══ Provided information

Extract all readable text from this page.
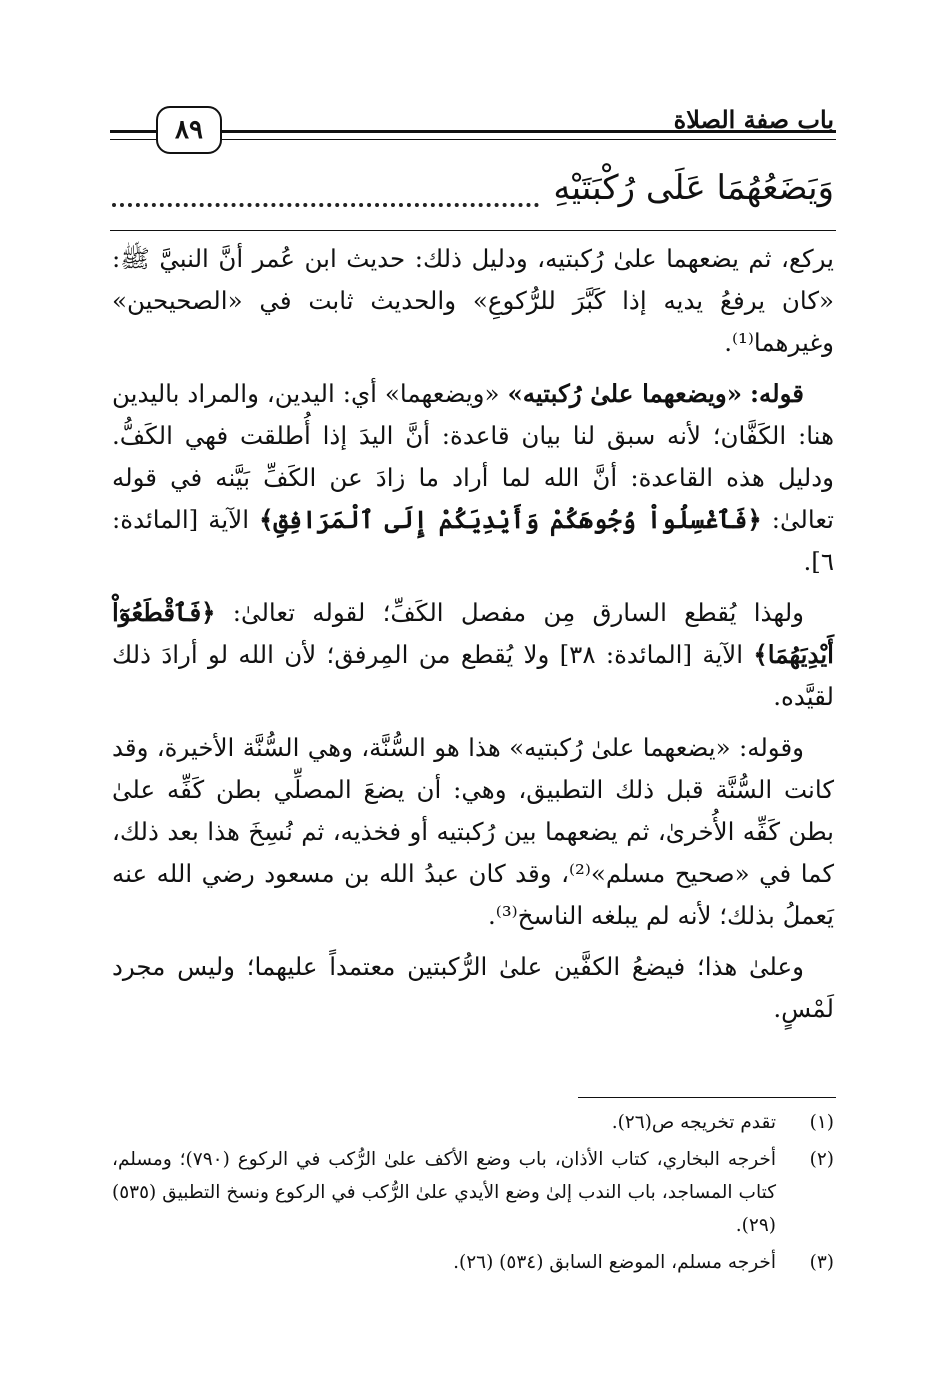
باب صفة الصلاة
٨٩
وَيَضَعُهُمَا عَلَى رُكْبَتَيْهِ

يركع، ثم يضعهما علىٰ رُكبتيه، ودليل ذلك: حديث ابن عُمر أنَّ النبيَّ ﷺ: «كان يرفعُ يديه إذا كَبَّرَ للرُّكوعِ» والحديث ثابت في «الصحيحين» وغيرهما⁽¹⁾.

قوله: «ويضعهما علىٰ رُكبتيه» «ويضعهما» أي: اليدين، والمراد باليدين هنا: الكَفَّان؛ لأنه سبق لنا بيان قاعدة: أنَّ اليدَ إذا أُطلقت فهي الكَفُّ. ودليل هذه القاعدة: أنَّ الله لما أراد ما زادَ عن الكَفِّ بَيَّنه في قوله تعالىٰ: ﴿فَٱغْسِلُواْ وُجُوهَكُمْ وَأَيْدِيَكُمْ إِلَى ٱلْمَرَافِقِ﴾ الآية [المائدة: ٦].

ولهذا يُقطع السارق مِن مفصل الكَفِّ؛ لقوله تعالىٰ: ﴿فَٱقْطَعُوٓاْ أَيْدِيَهُمَا﴾ الآية [المائدة: ٣٨] ولا يُقطع من المِرفق؛ لأن الله لو أرادَ ذلك لقيَّده.

وقوله: «يضعهما علىٰ رُكبتيه» هذا هو السُّنَّة، وهي السُّنَّة الأخيرة، وقد كانت السُّنَّة قبل ذلك التطبيق، وهي: أن يضعَ المصلِّي بطن كَفِّه علىٰ بطن كَفِّه الأُخرىٰ، ثم يضعهما بين رُكبتيه أو فخذيه، ثم نُسِخَ هذا بعد ذلك، كما في «صحيح مسلم»⁽²⁾، وقد كان عبدُ الله بن مسعود رضي الله عنه يَعملُ بذلك؛ لأنه لم يبلغه الناسخ⁽³⁾.

وعلىٰ هذا؛ فيضعُ الكفَّين علىٰ الرُّكبتين معتمداً عليهما؛ وليس مجرد لَمْسٍ.

(١)
تقدم تخريجه ص(٢٦).
(٢)
أخرجه البخاري، كتاب الأذان، باب وضع الأكف علىٰ الرُّكب في الركوع (٧٩٠)؛ ومسلم، كتاب المساجد، باب الندب إلىٰ وضع الأيدي علىٰ الرُّكب في الركوع ونسخ التطبيق (٥٣٥) (٢٩).
(٣)
أخرجه مسلم، الموضع السابق (٥٣٤) (٢٦).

════

Reply with nothing but the number of lines in the data above that contain "لأنه".

Task output:
2